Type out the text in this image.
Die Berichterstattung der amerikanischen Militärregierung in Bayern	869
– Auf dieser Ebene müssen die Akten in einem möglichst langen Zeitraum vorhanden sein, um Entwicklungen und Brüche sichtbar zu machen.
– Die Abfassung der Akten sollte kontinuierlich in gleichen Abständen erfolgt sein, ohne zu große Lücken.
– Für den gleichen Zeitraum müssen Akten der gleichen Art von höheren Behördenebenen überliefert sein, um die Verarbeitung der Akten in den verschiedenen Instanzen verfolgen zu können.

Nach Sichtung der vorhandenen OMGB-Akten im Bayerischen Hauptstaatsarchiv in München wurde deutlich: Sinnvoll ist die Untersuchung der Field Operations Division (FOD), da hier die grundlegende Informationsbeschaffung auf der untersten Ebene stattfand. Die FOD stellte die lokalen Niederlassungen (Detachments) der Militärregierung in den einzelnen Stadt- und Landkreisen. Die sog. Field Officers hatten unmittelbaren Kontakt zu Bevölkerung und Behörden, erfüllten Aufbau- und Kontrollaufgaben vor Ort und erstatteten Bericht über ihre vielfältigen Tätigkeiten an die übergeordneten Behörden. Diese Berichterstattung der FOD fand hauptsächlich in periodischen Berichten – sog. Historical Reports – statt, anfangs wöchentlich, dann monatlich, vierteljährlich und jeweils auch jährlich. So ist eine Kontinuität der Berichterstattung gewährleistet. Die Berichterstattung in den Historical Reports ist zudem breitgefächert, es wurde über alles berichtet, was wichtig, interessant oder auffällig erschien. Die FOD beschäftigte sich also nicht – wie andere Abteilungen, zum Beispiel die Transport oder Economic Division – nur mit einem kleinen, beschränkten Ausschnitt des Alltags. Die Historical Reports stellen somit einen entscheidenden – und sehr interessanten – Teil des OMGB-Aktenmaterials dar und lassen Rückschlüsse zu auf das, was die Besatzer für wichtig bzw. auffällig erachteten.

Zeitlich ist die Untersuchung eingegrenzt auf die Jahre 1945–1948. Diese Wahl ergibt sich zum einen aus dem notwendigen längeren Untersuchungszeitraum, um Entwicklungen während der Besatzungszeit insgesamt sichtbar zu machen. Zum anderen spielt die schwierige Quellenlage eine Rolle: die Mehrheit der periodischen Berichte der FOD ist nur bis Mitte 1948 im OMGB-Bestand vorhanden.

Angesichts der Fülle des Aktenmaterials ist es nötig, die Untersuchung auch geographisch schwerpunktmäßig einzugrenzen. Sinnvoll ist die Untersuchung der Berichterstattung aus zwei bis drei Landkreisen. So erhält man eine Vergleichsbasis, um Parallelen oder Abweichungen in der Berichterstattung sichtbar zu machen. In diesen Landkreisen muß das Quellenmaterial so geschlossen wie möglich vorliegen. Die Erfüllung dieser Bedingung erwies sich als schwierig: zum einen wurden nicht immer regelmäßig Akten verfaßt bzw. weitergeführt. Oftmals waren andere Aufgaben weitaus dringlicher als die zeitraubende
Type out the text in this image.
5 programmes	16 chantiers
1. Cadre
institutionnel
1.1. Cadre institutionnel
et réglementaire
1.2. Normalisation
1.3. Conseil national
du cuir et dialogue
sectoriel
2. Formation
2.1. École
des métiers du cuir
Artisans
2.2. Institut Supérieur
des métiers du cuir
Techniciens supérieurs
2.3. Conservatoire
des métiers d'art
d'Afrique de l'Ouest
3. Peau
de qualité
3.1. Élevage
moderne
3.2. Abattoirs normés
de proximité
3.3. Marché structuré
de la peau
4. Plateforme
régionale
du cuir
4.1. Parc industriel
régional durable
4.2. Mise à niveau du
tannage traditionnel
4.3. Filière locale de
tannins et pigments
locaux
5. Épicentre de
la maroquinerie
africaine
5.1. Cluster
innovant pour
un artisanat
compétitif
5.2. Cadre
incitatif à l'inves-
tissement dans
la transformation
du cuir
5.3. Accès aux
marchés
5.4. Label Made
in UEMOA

============================================================

Please list every line of the records that contains "gleichen".

– Die Abfassung der Akten sollte kontinuierlich in gleichen Abständen erfolgt sein, ohne zu große Lücken.
– Für den gleichen Zeitraum müssen Akten der gleichen Art von höheren Behördenebenen überliefert sein, um die Verarbeitung der Akten in den verschiedenen Instanzen verfolgen zu können.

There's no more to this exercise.